Extracted data entries

____

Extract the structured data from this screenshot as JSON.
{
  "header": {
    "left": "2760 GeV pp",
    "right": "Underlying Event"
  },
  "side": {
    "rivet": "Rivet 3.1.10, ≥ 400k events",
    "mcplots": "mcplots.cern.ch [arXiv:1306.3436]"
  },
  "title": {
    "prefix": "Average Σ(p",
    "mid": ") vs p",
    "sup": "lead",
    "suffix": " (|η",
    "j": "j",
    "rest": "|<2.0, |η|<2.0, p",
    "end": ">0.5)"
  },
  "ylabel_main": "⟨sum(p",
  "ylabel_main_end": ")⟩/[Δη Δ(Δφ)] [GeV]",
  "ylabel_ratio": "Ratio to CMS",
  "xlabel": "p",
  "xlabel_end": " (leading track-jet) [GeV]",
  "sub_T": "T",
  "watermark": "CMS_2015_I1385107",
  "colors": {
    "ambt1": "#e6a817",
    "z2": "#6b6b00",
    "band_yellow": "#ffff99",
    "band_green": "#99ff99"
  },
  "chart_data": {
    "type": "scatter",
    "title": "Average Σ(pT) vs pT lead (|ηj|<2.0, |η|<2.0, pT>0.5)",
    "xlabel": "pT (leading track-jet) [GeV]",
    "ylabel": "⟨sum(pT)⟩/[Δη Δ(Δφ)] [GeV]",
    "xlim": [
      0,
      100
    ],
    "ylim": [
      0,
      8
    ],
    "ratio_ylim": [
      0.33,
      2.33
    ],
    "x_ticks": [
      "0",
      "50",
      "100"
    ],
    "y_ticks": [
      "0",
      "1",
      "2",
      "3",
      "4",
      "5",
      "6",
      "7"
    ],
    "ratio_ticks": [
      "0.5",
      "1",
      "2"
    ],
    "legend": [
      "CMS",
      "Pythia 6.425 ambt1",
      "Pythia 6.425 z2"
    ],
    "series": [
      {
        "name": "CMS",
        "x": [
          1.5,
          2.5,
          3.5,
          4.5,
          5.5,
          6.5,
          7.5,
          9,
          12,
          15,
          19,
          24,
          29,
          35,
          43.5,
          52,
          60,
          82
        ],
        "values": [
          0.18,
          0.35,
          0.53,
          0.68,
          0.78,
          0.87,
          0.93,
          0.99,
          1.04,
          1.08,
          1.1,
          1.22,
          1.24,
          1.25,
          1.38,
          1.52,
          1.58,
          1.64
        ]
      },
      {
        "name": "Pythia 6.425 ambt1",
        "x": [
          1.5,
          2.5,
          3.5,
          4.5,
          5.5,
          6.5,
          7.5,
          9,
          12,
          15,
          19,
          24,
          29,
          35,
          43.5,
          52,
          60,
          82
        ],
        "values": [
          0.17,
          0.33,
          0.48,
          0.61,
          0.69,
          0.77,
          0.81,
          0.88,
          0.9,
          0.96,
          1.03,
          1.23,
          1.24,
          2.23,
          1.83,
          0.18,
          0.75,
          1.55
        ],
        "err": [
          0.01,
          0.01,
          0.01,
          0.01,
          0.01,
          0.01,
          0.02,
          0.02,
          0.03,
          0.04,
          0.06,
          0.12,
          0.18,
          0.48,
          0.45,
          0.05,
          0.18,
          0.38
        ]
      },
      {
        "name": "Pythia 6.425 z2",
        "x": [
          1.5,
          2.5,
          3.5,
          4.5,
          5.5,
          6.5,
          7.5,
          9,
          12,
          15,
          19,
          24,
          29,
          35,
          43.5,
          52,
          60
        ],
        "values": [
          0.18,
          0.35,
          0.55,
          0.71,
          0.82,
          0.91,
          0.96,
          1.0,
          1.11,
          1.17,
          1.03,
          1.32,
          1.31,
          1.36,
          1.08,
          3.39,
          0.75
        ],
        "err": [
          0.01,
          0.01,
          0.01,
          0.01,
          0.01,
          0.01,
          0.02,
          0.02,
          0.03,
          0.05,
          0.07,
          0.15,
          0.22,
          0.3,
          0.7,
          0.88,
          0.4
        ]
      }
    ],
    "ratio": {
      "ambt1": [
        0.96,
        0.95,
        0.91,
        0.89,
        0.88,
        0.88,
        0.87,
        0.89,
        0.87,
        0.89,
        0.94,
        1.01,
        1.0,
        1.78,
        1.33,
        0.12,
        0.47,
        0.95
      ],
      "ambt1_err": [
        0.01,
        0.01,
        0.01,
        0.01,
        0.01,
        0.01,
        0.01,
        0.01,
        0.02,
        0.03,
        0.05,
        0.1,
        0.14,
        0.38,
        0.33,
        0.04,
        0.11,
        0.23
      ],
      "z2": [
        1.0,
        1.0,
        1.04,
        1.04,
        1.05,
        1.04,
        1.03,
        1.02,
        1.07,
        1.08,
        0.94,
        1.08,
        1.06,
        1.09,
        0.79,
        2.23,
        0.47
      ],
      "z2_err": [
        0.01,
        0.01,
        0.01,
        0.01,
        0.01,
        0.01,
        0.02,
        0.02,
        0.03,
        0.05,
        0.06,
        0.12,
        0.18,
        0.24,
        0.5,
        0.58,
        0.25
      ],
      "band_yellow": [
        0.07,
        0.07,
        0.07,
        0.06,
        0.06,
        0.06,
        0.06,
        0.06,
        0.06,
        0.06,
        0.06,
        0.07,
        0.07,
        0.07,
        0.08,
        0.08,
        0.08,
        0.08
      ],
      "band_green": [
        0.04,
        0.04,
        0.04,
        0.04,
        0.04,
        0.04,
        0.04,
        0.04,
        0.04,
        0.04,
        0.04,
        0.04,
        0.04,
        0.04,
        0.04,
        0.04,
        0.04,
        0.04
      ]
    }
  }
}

____

PROBLEM DETAILS: Identify and copy lines that hold the string "Pythia".

ANSWER TO THIS EXERCISE:
      "Pythia 6.425 ambt1",
      "Pythia 6.425 z2"
        "name": "Pythia 6.425 ambt1",
        "name": "Pythia 6.425 z2",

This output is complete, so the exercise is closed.